■ WHAT NEEDS TO BE DONE:
Quote all of the data that follows exactly as written, skipping the images.

■ SUPPLIED RECORDS:
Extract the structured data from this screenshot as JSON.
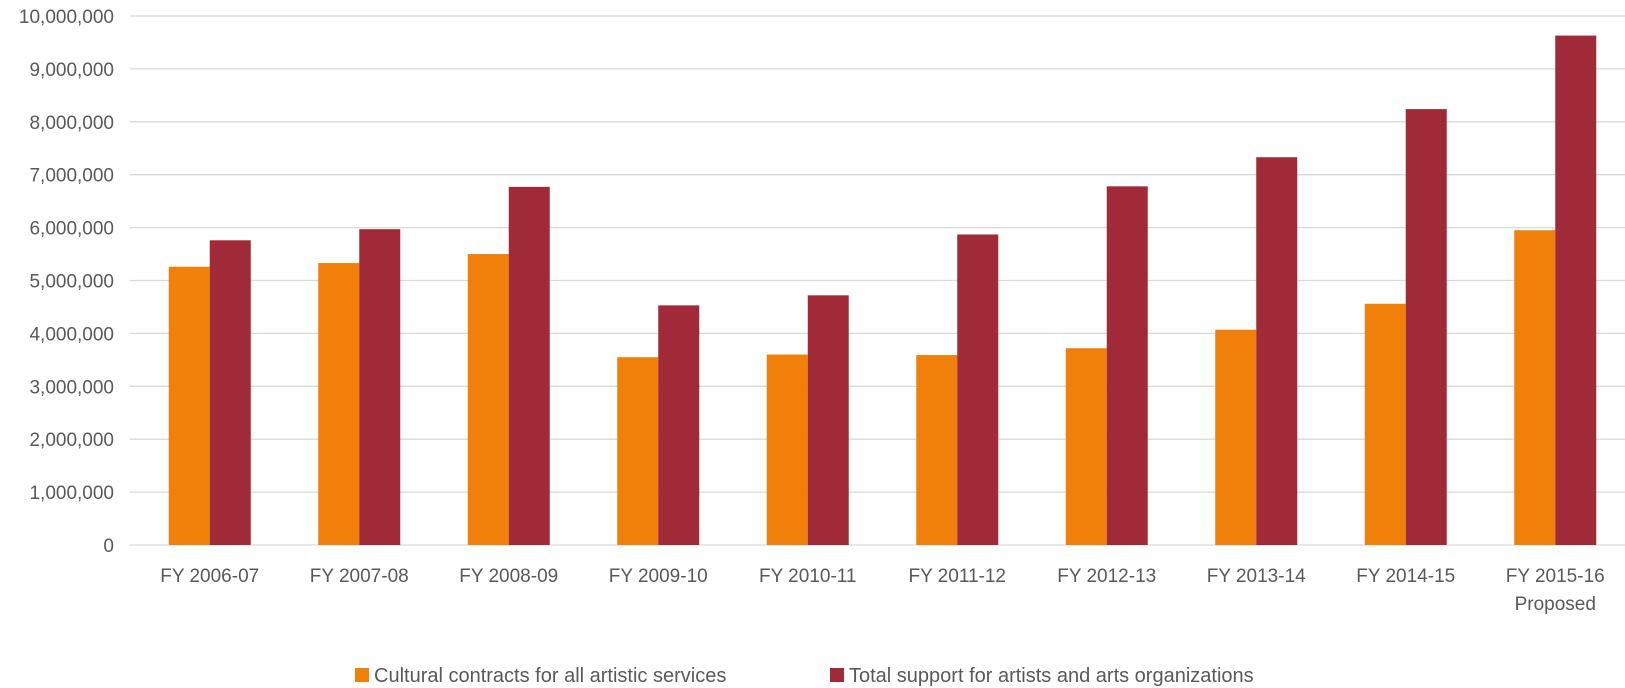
{
  "chart_data": {
    "type": "bar",
    "title": "",
    "xlabel": "",
    "ylabel": "",
    "ylim": [
      0,
      10000000
    ],
    "yticks": [
      "0",
      "1,000,000",
      "2,000,000",
      "3,000,000",
      "4,000,000",
      "5,000,000",
      "6,000,000",
      "7,000,000",
      "8,000,000",
      "9,000,000",
      "10,000,000"
    ],
    "categories": [
      [
        "FY 2006-07"
      ],
      [
        "FY 2007-08"
      ],
      [
        "FY 2008-09"
      ],
      [
        "FY 2009-10"
      ],
      [
        "FY 2010-11"
      ],
      [
        "FY 2011-12"
      ],
      [
        "FY 2012-13"
      ],
      [
        "FY 2013-14"
      ],
      [
        "FY 2014-15"
      ],
      [
        "FY 2015-16",
        "Proposed"
      ]
    ],
    "series": [
      {
        "name": "Cultural contracts for all artistic services",
        "color": "#f0800a",
        "values": [
          5260000,
          5330000,
          5500000,
          3550000,
          3600000,
          3590000,
          3720000,
          4070000,
          4560000,
          5950000
        ]
      },
      {
        "name": "Total support for artists and arts organizations",
        "color": "#a12a38",
        "values": [
          5760000,
          5970000,
          6770000,
          4530000,
          4720000,
          5870000,
          6780000,
          7330000,
          8240000,
          9630000
        ]
      }
    ],
    "grid": true,
    "legend": "bottom"
  }
}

■ TASK RESPONSE:
Extract the structured data from this screenshot as JSON.
{
  "chart_data": {
    "type": "bar",
    "title": "",
    "xlabel": "",
    "ylabel": "",
    "ylim": [
      0,
      10000000
    ],
    "yticks": [
      "0",
      "1,000,000",
      "2,000,000",
      "3,000,000",
      "4,000,000",
      "5,000,000",
      "6,000,000",
      "7,000,000",
      "8,000,000",
      "9,000,000",
      "10,000,000"
    ],
    "categories": [
      [
        "FY 2006-07"
      ],
      [
        "FY 2007-08"
      ],
      [
        "FY 2008-09"
      ],
      [
        "FY 2009-10"
      ],
      [
        "FY 2010-11"
      ],
      [
        "FY 2011-12"
      ],
      [
        "FY 2012-13"
      ],
      [
        "FY 2013-14"
      ],
      [
        "FY 2014-15"
      ],
      [
        "FY 2015-16",
        "Proposed"
      ]
    ],
    "series": [
      {
        "name": "Cultural contracts for all artistic services",
        "color": "#f0800a",
        "values": [
          5260000,
          5330000,
          5500000,
          3550000,
          3600000,
          3590000,
          3720000,
          4070000,
          4560000,
          5950000
        ]
      },
      {
        "name": "Total support for artists and arts organizations",
        "color": "#a12a38",
        "values": [
          5760000,
          5970000,
          6770000,
          4530000,
          4720000,
          5870000,
          6780000,
          7330000,
          8240000,
          9630000
        ]
      }
    ],
    "grid": true,
    "legend": "bottom"
  }
}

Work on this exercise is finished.